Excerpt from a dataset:
********

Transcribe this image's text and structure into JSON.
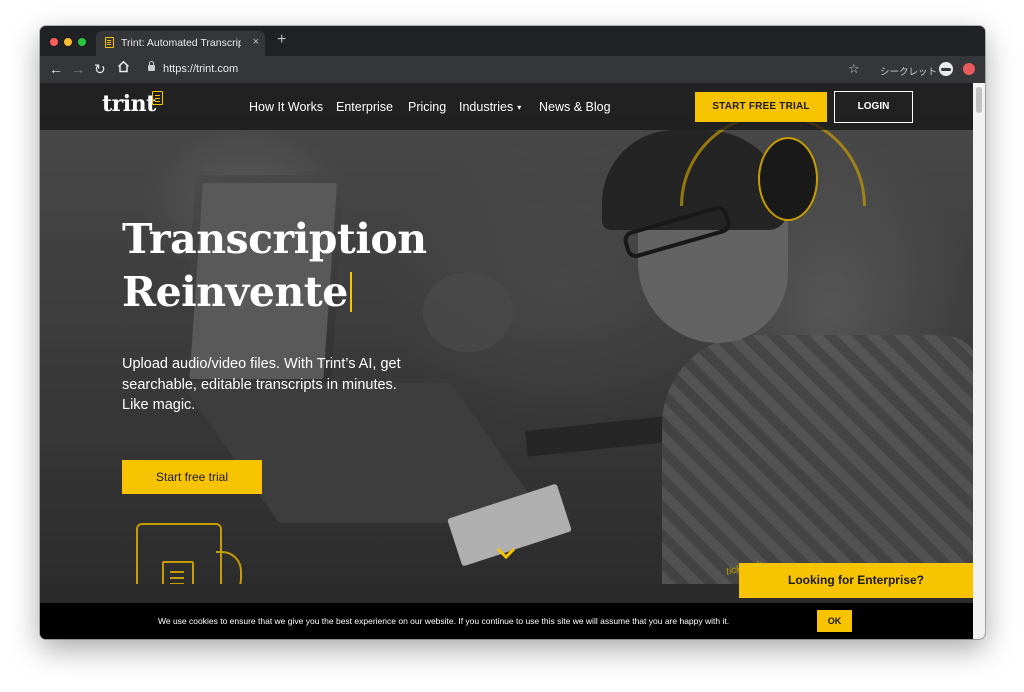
{
  "browser": {
    "tab_title": "Trint: Automated Transcription",
    "tab_close": "×",
    "new_tab": "+",
    "url": "https://trint.com",
    "incognito_label": "シークレット",
    "icons": [
      "back-arrow-icon",
      "forward-arrow-icon",
      "reload-icon",
      "home-icon",
      "lock-icon",
      "star-icon",
      "incognito-icon",
      "extension-icon"
    ]
  },
  "site": {
    "logo": "trint",
    "nav": {
      "items": [
        {
          "label": "How It Works"
        },
        {
          "label": "Enterprise"
        },
        {
          "label": "Pricing"
        },
        {
          "label": "Industries"
        },
        {
          "label": "News & Blog"
        }
      ],
      "industries_caret": "▾",
      "start_trial": "START FREE TRIAL",
      "login": "LOGIN"
    },
    "hero": {
      "title_line1": "Transcription",
      "title_line2": "Reinvente",
      "subtitle": "Upload audio/video files. With Trint’s AI, get searchable, editable transcripts in minutes. Like magic.",
      "cta": "Start free trial",
      "doodle_text": "tick tock"
    },
    "enterprise_button": "Looking for Enterprise?",
    "cookie": {
      "text": "We use cookies to ensure that we give you the best experience on our website. If you continue to use this site we will assume that you are happy with it.",
      "ok": "OK"
    }
  },
  "colors": {
    "accent": "#f8c300",
    "nav_bg": "#121212",
    "cookie_bg": "#000000",
    "chrome_bg": "#202124"
  }
}
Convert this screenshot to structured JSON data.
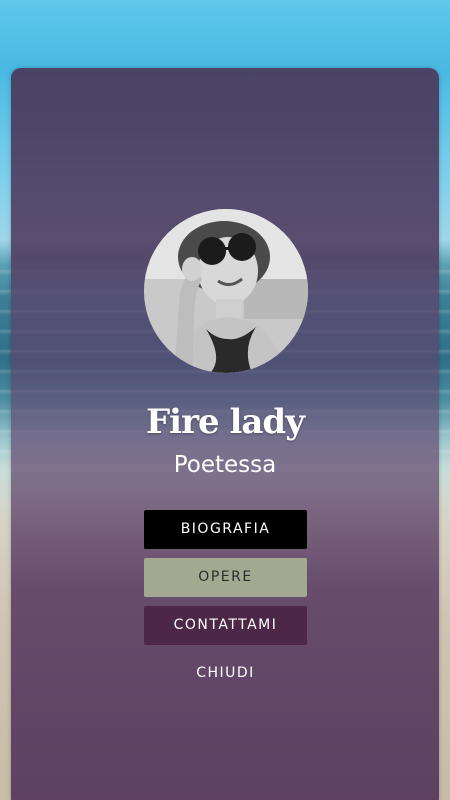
{
  "profile": {
    "name": "Fire lady",
    "role": "Poetessa"
  },
  "menu": {
    "biografia": "BIOGRAFIA",
    "opere": "OPERE",
    "contattami": "CONTATTAMI",
    "chiudi": "CHIUDI"
  },
  "colors": {
    "card_overlay": "#4f3a5e",
    "biografia_bg": "#000000",
    "opere_bg": "#a2a990",
    "contattami_bg": "#4c2748",
    "text": "#ffffff"
  },
  "background": {
    "scene": "beach-sea-sky"
  }
}
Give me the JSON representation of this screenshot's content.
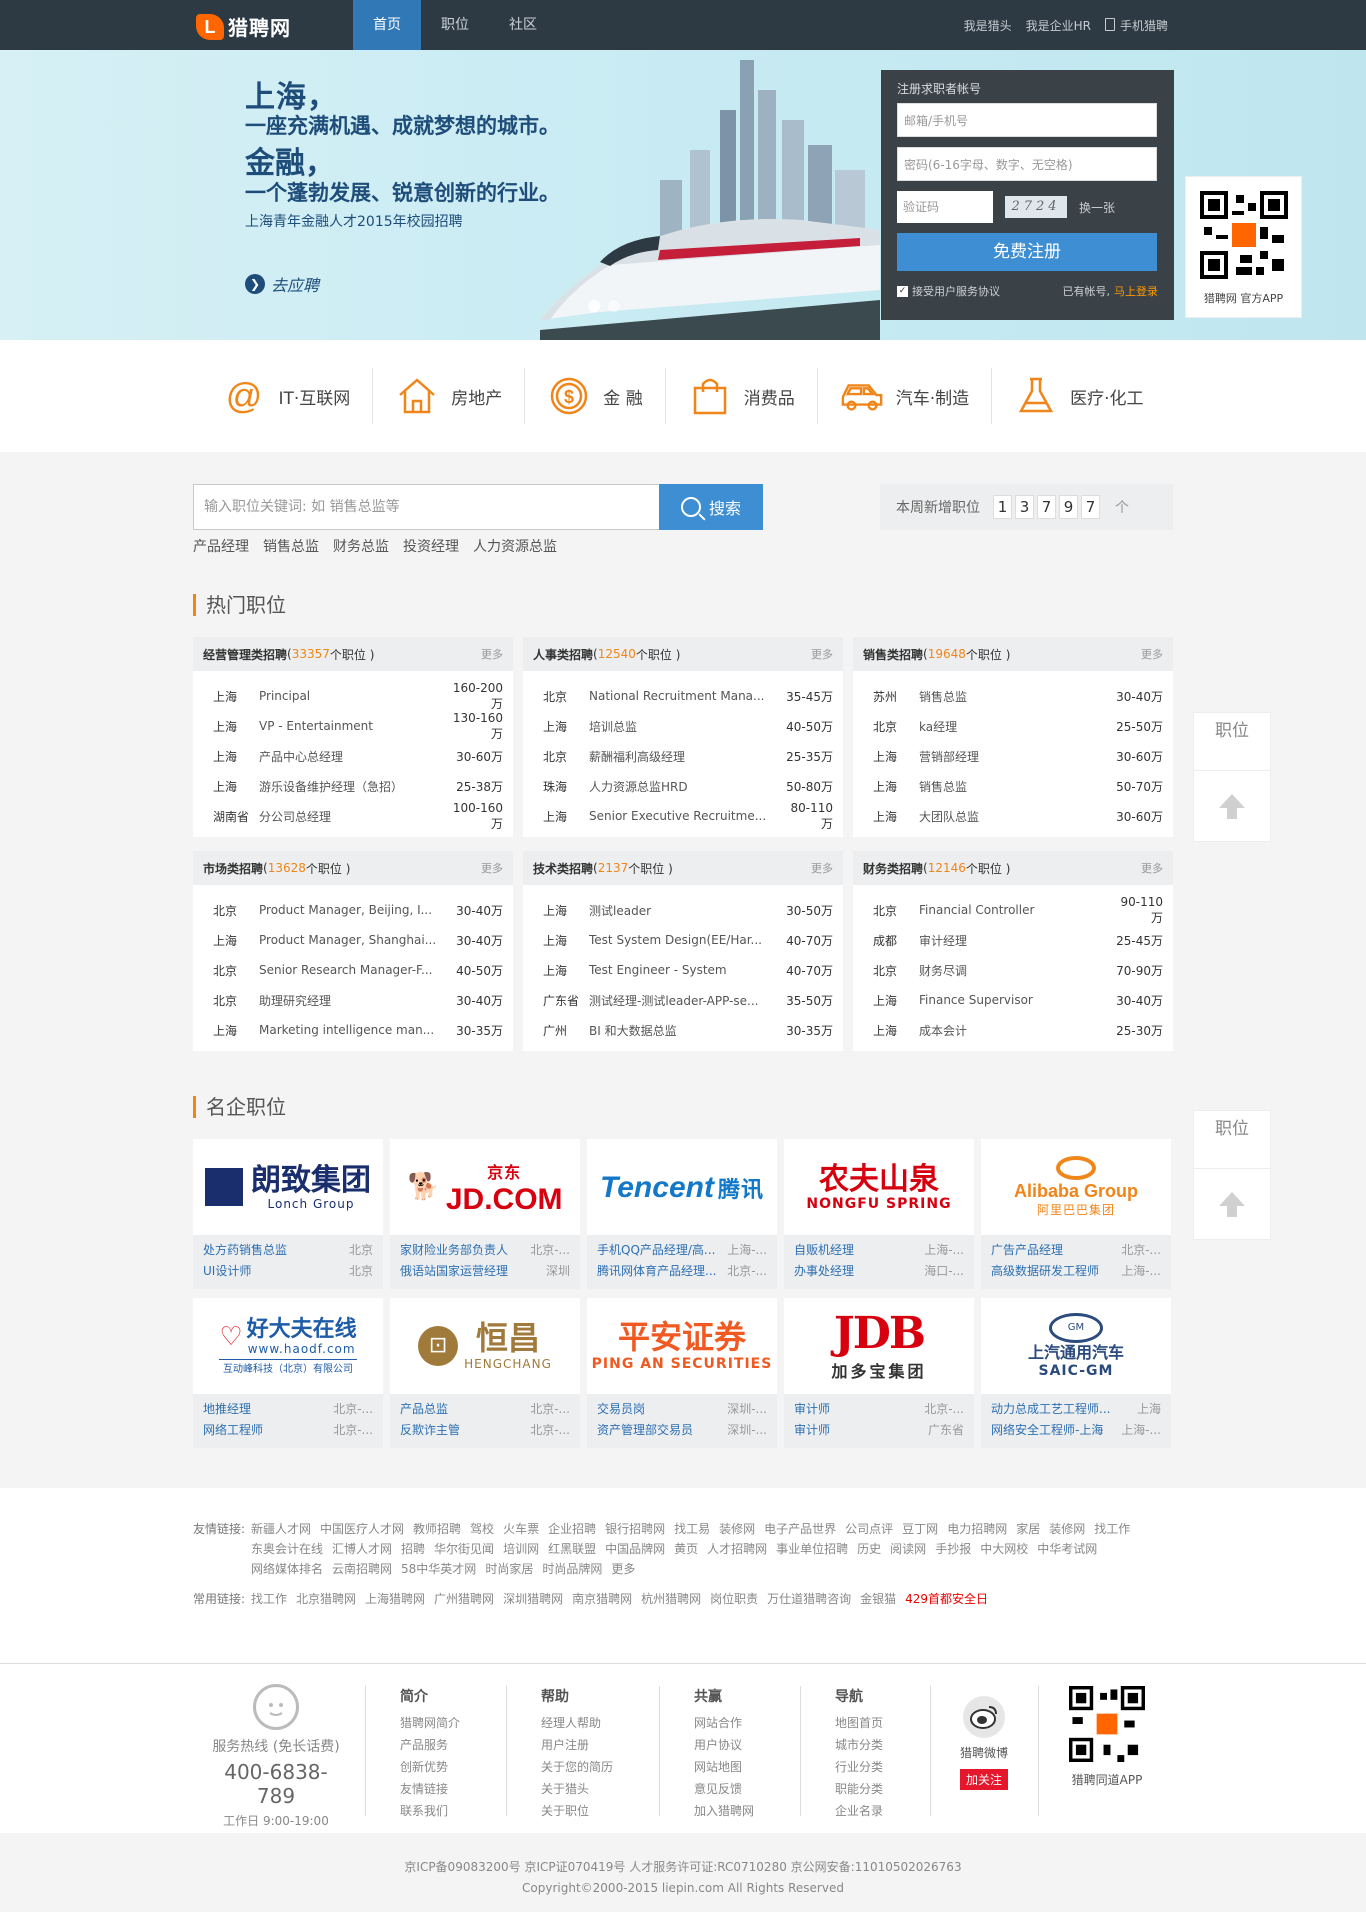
{
  "header": {
    "logo_text": "猎聘网",
    "nav": [
      "首页",
      "职位",
      "社区"
    ],
    "links": {
      "headhunter": "我是猎头",
      "hr": "我是企业HR",
      "mobile": "手机猎聘"
    }
  },
  "banner": {
    "line1": "上海，",
    "line2": "一座充满机遇、成就梦想的城市。",
    "line3": "金融，",
    "line4": "一个蓬勃发展、锐意创新的行业。",
    "subtitle": "上海青年金融人才2015年校园招聘",
    "cta": "去应聘"
  },
  "register": {
    "title": "注册求职者帐号",
    "email_placeholder": "邮箱/手机号",
    "password_placeholder": "密码(6-16字母、数字、无空格)",
    "code_placeholder": "验证码",
    "captcha": "2724",
    "change": "换一张",
    "submit": "免费注册",
    "agree": "接受用户服务协议",
    "has_account": "已有帐号,",
    "login": "马上登录"
  },
  "app_qr": {
    "label": "猎聘网 官方APP"
  },
  "categories": [
    {
      "icon": "at-icon",
      "label": "IT·互联网"
    },
    {
      "icon": "house-icon",
      "label": "房地产"
    },
    {
      "icon": "dollar-coin-icon",
      "label": "金 融"
    },
    {
      "icon": "shopping-bag-icon",
      "label": "消费品"
    },
    {
      "icon": "car-icon",
      "label": "汽车·制造"
    },
    {
      "icon": "flask-icon",
      "label": "医疗·化工"
    }
  ],
  "search": {
    "placeholder": "输入职位关键词: 如 销售总监等",
    "button": "搜索",
    "hot": [
      "产品经理",
      "销售总监",
      "财务总监",
      "投资经理",
      "人力资源总监"
    ]
  },
  "weekly": {
    "label": "本周新增职位",
    "digits": [
      "1",
      "3",
      "7",
      "9",
      "7"
    ],
    "unit": "个"
  },
  "hot_jobs": {
    "title": "热门职位",
    "more": "更多",
    "unit": "个职位",
    "cards": [
      {
        "name": "经营管理类招聘",
        "count": "33357",
        "rows": [
          [
            "上海",
            "Principal",
            "160-200万"
          ],
          [
            "上海",
            "VP - Entertainment",
            "130-160万"
          ],
          [
            "上海",
            "产品中心总经理",
            "30-60万"
          ],
          [
            "上海",
            "游乐设备维护经理（急招）",
            "25-38万"
          ],
          [
            "湖南省",
            "分公司总经理",
            "100-160万"
          ]
        ]
      },
      {
        "name": "人事类招聘",
        "count": "12540",
        "rows": [
          [
            "北京",
            "National Recruitment Mana...",
            "35-45万"
          ],
          [
            "上海",
            "培训总监",
            "40-50万"
          ],
          [
            "北京",
            "薪酬福利高级经理",
            "25-35万"
          ],
          [
            "珠海",
            "人力资源总监HRD",
            "50-80万"
          ],
          [
            "上海",
            "Senior Executive Recruitme...",
            "80-110万"
          ]
        ]
      },
      {
        "name": "销售类招聘",
        "count": "19648",
        "rows": [
          [
            "苏州",
            "销售总监",
            "30-40万"
          ],
          [
            "北京",
            "ka经理",
            "25-50万"
          ],
          [
            "上海",
            "营销部经理",
            "30-60万"
          ],
          [
            "上海",
            "销售总监",
            "50-70万"
          ],
          [
            "上海",
            "大团队总监",
            "30-60万"
          ]
        ]
      },
      {
        "name": "市场类招聘",
        "count": "13628",
        "rows": [
          [
            "北京",
            "Product Manager, Beijing, I...",
            "30-40万"
          ],
          [
            "上海",
            "Product Manager, Shanghai...",
            "30-40万"
          ],
          [
            "北京",
            "Senior Research Manager-F...",
            "40-50万"
          ],
          [
            "北京",
            "助理研究经理",
            "30-40万"
          ],
          [
            "上海",
            "Marketing intelligence man...",
            "30-35万"
          ]
        ]
      },
      {
        "name": "技术类招聘",
        "count": "2137",
        "rows": [
          [
            "上海",
            "测试leader",
            "30-50万"
          ],
          [
            "上海",
            "Test System Design(EE/Har...",
            "40-70万"
          ],
          [
            "上海",
            "Test Engineer - System",
            "40-70万"
          ],
          [
            "广东省",
            "测试经理-测试leader-APP-se...",
            "35-50万"
          ],
          [
            "广州",
            "BI 和大数据总监",
            "30-35万"
          ]
        ]
      },
      {
        "name": "财务类招聘",
        "count": "12146",
        "rows": [
          [
            "北京",
            "Financial Controller",
            "90-110万"
          ],
          [
            "成都",
            "审计经理",
            "25-45万"
          ],
          [
            "北京",
            "财务尽调",
            "70-90万"
          ],
          [
            "上海",
            "Finance Supervisor",
            "30-40万"
          ],
          [
            "上海",
            "成本会计",
            "25-30万"
          ]
        ]
      }
    ]
  },
  "side_float": {
    "label": "职位"
  },
  "famous": {
    "title": "名企职位",
    "companies": [
      {
        "logo_main": "朗致集团",
        "logo_sub": "Lonch Group",
        "color": "#1a2e6e",
        "jobs": [
          [
            "处方药销售总监",
            "北京"
          ],
          [
            "UI设计师",
            "北京"
          ]
        ]
      },
      {
        "logo_main": "JD.COM",
        "logo_sub": "京东",
        "color": "#d7000f",
        "jobs": [
          [
            "家财险业务部负责人",
            "北京-..."
          ],
          [
            "俄语站国家运营经理",
            "深圳"
          ]
        ]
      },
      {
        "logo_main": "Tencent",
        "logo_sub": "腾讯",
        "color": "#1478c8",
        "jobs": [
          [
            "手机QQ产品经理/高...",
            "上海-..."
          ],
          [
            "腾讯网体育产品经理...",
            "北京-..."
          ]
        ]
      },
      {
        "logo_main": "农夫山泉",
        "logo_sub": "NONGFU SPRING",
        "color": "#d7000f",
        "jobs": [
          [
            "自贩机经理",
            "上海-..."
          ],
          [
            "办事处经理",
            "海口-..."
          ]
        ]
      },
      {
        "logo_main": "Alibaba Group",
        "logo_sub": "阿里巴巴集团",
        "color": "#f08519",
        "jobs": [
          [
            "广告产品经理",
            "北京-..."
          ],
          [
            "高级数据研发工程师",
            "上海-..."
          ]
        ]
      },
      {
        "logo_main": "好大夫在线",
        "logo_sub": "www.haodf.com",
        "logo_sub2": "互动峰科技（北京）有限公司",
        "color": "#1e5ba8",
        "jobs": [
          [
            "地推经理",
            "北京-..."
          ],
          [
            "网络工程师",
            "北京-..."
          ]
        ]
      },
      {
        "logo_main": "恒昌",
        "logo_sub": "HENGCHANG",
        "color": "#a07a3a",
        "jobs": [
          [
            "产品总监",
            "北京-..."
          ],
          [
            "反欺诈主管",
            "北京-..."
          ]
        ]
      },
      {
        "logo_main": "平安证券",
        "logo_sub": "PING AN SECURITIES",
        "color": "#f05a22",
        "jobs": [
          [
            "交易员岗",
            "深圳-..."
          ],
          [
            "资产管理部交易员",
            "深圳-..."
          ]
        ]
      },
      {
        "logo_main": "JDB",
        "logo_sub": "加多宝集团",
        "color": "#d7000f",
        "jobs": [
          [
            "审计师",
            "北京-..."
          ],
          [
            "审计师",
            "广东省"
          ]
        ]
      },
      {
        "logo_main": "上汽通用汽车",
        "logo_sub": "SAIC-GM",
        "color": "#2b4a7d",
        "jobs": [
          [
            "动力总成工艺工程师...",
            "上海"
          ],
          [
            "网络安全工程师-上海",
            "上海-..."
          ]
        ]
      }
    ]
  },
  "links": {
    "friend_label": "友情链接:",
    "friend": [
      "新疆人才网",
      "中国医疗人才网",
      "教师招聘",
      "驾校",
      "火车票",
      "企业招聘",
      "银行招聘网",
      "找工易",
      "装修网",
      "电子产品世界",
      "公司点评",
      "豆丁网",
      "电力招聘网",
      "家居",
      "装修网",
      "找工作",
      "东奥会计在线",
      "汇博人才网",
      "招聘",
      "华尔街见闻",
      "培训网",
      "红黑联盟",
      "中国品牌网",
      "黄页",
      "人才招聘网",
      "事业单位招聘",
      "历史",
      "阅读网",
      "手抄报",
      "中大网校",
      "中华考试网",
      "网络媒体排名",
      "云南招聘网",
      "58中华英才网",
      "时尚家居",
      "时尚品牌网",
      "更多"
    ],
    "common_label": "常用链接:",
    "common": [
      "找工作",
      "北京猎聘网",
      "上海猎聘网",
      "广州猎聘网",
      "深圳猎聘网",
      "南京猎聘网",
      "杭州猎聘网",
      "岗位职责",
      "万仕道猎聘咨询",
      "金银猫"
    ],
    "common_red": "429首都安全日"
  },
  "footer": {
    "service_label": "服务热线 (免长话费)",
    "phone": "400-6838-789",
    "hours": "工作日 9:00-19:00",
    "columns": [
      {
        "title": "简介",
        "items": [
          "猎聘网简介",
          "产品服务",
          "创新优势",
          "友情链接",
          "联系我们"
        ]
      },
      {
        "title": "帮助",
        "items": [
          "经理人帮助",
          "用户注册",
          "关于您的简历",
          "关于猎头",
          "关于职位"
        ]
      },
      {
        "title": "共赢",
        "items": [
          "网站合作",
          "用户协议",
          "网站地图",
          "意见反馈",
          "加入猎聘网"
        ]
      },
      {
        "title": "导航",
        "items": [
          "地图首页",
          "城市分类",
          "行业分类",
          "职能分类",
          "企业名录"
        ]
      }
    ],
    "weibo": "猎聘微博",
    "follow": "加关注",
    "app": "猎聘同道APP",
    "icp": "京ICP备09083200号 京ICP证070419号 人才服务许可证:RC0710280 京公网安备:11010502026763",
    "copyright": "Copyright©2000-2015 liepin.com All Rights Reserved"
  }
}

********

◆ **Exercise**: Sift the material for lines with the string "Group". Copy each one found.

◆ **Exercise result**:
        "logo_sub": "Lonch Group",
        "logo_main": "Alibaba Group",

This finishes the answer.